Quoted passage —
☆ ☆ ☆ ☆ ☆

For the Girl Scouts of the Jersey Shore, who were stuck with 100,000 boxes of cookies they could not sell door-to-door, the bank purchased 10,000 boxes, which it gave to the FulFill NJ Food Bank. In turn, Fulfill is including the cookies in crisis relief packages to families. The bank has since challenged other local businesses to buy the remaining boxes to help the Girl Scouts.
Additionally, the OceanFirst Foundation has recently partnered with the Grunin Foundation and Townsquare Media in recognizing 40 nonprofit organizations for their “Acts of Kindness” in going above and beyond in helping and supporting neighbors during the COVID-19 pandemic.
Meanwhile, Investors Bank, through its own foundation, has released more than $1.13 million in financial grants to nonprofit organizations in New Jersey and New York. More than 170 local and regional organizations have received grants, including food pantries, feeding programs, rescue squads, EMT and EMS teams, hospitals, and economic development corporations that assist small businesses, including $50,000 to the UCEDC.
Investors Bank Chairman and CEO Kevin Cummings says, “We believe in forming alliances that bring our company and nonprofit organizations together, and we are seeking to identify how we may assist the organizations that are providing essential services to our neighbors.”
Of course, small businesses that dot the urban and suburban commercial landscapes of the Garden State have been in tremendous need of funding to keep employees on the payroll, pay rent and, most importantly, remain in business during this ongoing crisis. This is where the PPP program has become a lifeline to many.
“I have had many businesses tell me the PPP loan made a difference between them staying open or being forced to take other alternatives,” OceanFirst’s Lebel says.
Peapack Gladstone Bank’s Kennedy adds, “So many [business owners] broke down in tears when we told them we were helping them [via the PPP]. It’s been a profound human experience.”
Demand was so great that a third of the bank’s employees migrated from other jobs to help make various SBA-related loans, and much of this happened overnight, Kennedy explains.
As for the numbers, Peapack Gladstone Bank has, at press time, assisted 2,400 companies with PPP loans, with the average loan being $250,000. This is $610 million in total with 52,000 jobs saved, Kennedy says.
OceanFirst has approved some 3,000 loans totaling $503 million. “What I am proud of,” Lebel says, “is that 2,746 of those loans went to small businesses with less than 50 employees, and of that, 642 had less than 10 employees. The rest of the money went to various nonprofit organizations.”
Lakeland Bank has closed some 2,000 PPP applications for a total of $325 million, positively impacting 19,000 jobs.
As chairman of the New Jersey Bankers Association, Lakeland’s Shara says that bankers across New Jersey have approved more than 125,000 PPP loans for a total of $17.6 billion.
Shara is glad to see the state slowly reopening. That has been a point of uncertainty and frustration for many of Lakeland’s business clients. Asked what small business needs will be going forward as they open, he says it will mostly revolve around working capital.

☆ ☆ ☆ ☆ ☆

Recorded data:
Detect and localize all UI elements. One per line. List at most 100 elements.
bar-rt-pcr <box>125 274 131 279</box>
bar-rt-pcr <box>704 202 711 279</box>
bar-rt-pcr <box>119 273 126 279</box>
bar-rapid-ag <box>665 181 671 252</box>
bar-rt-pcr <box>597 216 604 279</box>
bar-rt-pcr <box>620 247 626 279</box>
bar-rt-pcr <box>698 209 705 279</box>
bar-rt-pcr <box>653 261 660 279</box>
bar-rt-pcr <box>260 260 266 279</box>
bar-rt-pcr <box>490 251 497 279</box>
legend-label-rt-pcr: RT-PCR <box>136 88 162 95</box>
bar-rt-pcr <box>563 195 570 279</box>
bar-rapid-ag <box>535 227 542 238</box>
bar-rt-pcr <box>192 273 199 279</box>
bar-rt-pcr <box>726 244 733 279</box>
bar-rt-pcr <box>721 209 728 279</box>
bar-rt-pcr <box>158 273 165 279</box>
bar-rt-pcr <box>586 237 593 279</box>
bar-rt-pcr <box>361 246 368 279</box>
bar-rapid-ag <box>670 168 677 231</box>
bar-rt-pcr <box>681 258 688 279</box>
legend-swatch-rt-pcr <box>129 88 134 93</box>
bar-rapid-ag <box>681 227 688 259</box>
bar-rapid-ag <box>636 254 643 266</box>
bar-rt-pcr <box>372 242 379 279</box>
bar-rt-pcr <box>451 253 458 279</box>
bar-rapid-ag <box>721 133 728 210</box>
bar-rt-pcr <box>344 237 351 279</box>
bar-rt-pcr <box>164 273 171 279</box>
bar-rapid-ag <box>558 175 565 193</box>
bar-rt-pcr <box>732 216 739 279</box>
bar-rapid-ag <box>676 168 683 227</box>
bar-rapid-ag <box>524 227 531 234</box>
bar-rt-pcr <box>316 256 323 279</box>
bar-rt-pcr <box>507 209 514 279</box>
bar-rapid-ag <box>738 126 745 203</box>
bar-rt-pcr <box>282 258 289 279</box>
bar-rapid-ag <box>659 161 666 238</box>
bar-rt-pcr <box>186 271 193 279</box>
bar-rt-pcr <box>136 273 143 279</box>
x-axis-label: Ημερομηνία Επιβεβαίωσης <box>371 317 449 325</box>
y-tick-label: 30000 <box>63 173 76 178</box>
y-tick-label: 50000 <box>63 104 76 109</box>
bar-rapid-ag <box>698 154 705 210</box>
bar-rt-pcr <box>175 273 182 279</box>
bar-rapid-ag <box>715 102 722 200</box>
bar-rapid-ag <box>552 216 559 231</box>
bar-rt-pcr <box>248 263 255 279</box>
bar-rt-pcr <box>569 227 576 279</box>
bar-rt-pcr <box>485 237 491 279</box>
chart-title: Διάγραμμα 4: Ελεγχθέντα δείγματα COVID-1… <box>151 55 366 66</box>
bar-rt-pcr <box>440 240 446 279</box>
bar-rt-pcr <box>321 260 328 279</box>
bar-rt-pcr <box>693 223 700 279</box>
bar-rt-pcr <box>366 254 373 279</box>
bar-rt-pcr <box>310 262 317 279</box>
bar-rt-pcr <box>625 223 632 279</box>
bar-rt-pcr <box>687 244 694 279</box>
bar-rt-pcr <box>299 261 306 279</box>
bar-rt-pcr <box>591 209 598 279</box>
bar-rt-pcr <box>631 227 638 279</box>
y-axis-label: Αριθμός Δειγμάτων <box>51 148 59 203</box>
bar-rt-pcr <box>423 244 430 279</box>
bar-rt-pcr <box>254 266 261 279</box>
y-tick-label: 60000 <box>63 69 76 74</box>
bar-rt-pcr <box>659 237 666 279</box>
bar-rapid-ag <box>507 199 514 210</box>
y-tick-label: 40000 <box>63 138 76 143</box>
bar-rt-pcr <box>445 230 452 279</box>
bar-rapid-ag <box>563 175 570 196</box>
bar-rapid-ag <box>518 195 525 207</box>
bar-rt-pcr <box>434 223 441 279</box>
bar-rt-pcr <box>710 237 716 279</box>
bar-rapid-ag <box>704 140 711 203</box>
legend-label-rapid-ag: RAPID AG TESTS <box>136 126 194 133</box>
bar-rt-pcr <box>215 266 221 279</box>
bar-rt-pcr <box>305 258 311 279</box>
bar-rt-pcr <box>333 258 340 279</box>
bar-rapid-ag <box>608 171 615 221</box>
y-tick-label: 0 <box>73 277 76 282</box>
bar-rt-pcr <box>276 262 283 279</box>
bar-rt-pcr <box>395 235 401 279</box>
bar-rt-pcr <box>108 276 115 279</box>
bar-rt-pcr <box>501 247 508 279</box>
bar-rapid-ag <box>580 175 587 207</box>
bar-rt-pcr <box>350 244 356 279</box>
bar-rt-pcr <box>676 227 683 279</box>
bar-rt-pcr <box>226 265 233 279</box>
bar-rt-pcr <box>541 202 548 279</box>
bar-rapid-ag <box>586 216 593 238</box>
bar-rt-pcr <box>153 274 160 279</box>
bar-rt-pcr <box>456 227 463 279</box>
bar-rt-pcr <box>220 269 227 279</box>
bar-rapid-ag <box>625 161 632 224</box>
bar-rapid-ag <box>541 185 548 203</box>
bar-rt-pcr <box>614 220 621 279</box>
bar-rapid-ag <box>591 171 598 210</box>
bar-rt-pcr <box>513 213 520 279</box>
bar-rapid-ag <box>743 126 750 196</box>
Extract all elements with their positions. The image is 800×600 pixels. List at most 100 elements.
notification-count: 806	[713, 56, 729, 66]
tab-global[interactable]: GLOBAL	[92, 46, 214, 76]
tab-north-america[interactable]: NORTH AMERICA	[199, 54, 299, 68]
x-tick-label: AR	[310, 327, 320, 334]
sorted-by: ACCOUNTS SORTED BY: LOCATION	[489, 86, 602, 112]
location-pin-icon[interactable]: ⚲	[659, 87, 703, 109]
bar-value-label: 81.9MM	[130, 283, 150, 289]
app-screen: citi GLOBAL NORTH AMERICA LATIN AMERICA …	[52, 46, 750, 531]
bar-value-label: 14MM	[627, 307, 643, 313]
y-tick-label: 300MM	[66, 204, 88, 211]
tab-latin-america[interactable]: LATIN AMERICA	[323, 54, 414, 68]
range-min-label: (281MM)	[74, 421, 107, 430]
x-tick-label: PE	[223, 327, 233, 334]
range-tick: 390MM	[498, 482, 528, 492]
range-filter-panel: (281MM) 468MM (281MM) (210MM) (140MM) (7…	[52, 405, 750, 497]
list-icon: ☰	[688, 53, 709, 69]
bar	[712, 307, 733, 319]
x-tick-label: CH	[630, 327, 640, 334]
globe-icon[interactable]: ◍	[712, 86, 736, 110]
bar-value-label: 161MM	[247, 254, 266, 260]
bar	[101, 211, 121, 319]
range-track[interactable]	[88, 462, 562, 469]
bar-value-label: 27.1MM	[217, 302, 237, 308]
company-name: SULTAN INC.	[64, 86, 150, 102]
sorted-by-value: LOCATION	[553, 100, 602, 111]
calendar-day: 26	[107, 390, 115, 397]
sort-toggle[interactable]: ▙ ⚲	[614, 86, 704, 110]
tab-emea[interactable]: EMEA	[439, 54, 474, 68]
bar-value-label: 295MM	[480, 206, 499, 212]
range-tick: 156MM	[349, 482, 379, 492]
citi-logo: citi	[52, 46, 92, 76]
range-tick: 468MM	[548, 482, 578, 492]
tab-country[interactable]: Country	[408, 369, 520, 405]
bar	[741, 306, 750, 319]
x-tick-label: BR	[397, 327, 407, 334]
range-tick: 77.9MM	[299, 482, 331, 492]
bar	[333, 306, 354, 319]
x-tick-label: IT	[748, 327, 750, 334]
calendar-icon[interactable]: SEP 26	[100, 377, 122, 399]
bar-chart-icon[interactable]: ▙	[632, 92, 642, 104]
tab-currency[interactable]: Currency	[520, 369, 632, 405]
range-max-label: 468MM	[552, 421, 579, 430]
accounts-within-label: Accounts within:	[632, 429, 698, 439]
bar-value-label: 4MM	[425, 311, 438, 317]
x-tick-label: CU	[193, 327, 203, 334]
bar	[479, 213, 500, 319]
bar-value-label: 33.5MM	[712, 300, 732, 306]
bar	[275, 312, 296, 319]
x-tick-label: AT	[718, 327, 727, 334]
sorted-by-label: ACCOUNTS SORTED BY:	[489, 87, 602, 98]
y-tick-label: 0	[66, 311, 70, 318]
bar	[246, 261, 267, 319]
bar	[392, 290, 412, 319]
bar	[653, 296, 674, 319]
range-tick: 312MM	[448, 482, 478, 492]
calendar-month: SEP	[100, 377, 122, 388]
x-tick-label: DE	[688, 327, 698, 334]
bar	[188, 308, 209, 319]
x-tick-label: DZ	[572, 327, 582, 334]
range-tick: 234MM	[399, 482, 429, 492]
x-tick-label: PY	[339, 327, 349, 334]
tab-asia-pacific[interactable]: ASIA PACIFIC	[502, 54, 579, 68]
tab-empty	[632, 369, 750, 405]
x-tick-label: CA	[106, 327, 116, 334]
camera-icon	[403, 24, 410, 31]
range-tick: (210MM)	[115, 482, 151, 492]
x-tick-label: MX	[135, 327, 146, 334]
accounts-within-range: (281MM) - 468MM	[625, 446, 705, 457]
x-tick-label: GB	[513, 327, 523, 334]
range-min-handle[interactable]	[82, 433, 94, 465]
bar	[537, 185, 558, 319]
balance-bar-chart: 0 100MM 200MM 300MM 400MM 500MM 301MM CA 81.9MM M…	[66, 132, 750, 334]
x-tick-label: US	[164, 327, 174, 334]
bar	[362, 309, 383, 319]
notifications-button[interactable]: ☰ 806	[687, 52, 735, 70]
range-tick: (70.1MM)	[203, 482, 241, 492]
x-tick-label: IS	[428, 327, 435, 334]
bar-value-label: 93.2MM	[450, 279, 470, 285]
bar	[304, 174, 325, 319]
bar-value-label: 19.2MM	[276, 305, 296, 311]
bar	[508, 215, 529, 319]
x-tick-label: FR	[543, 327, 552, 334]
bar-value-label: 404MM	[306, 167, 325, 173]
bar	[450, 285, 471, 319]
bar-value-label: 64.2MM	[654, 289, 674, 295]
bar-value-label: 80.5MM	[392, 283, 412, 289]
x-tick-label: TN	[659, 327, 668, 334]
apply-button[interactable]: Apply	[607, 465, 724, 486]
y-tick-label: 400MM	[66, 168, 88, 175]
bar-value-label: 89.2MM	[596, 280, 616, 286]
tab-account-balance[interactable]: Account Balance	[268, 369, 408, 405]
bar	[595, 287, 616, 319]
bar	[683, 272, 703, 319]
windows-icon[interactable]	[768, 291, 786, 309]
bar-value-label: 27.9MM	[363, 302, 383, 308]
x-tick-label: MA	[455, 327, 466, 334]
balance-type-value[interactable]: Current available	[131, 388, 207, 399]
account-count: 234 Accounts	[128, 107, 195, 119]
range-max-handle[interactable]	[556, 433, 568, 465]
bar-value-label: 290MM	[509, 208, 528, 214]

☆ ☆ ☆ ☆ ☆

Work instruction A —
List the banks named in the passage on New Jersey banks' pandemic aid.
Work instruction B —
In the passage on New Jersey banks' pandemic aid, rewrite the stretch from "Lakeland Bank has" through "of $17.6 billion." and put "Paycheck Protection Program" in place of "PPP".

Response area A —
Investors Bank, Peapack Gladstone Bank, OceanFirst, Lakeland Bank

Response area B —
Lakeland Bank has closed some 2,000 Paycheck Protection Program applications for a total of $325 million, positively impacting 19,000 jobs.
As chairman of the New Jersey Bankers Association, Lakeland’s Shara says that bankers across New Jersey have approved more than 125,000 Paycheck Protection Program loans for a total of $17.6 billion.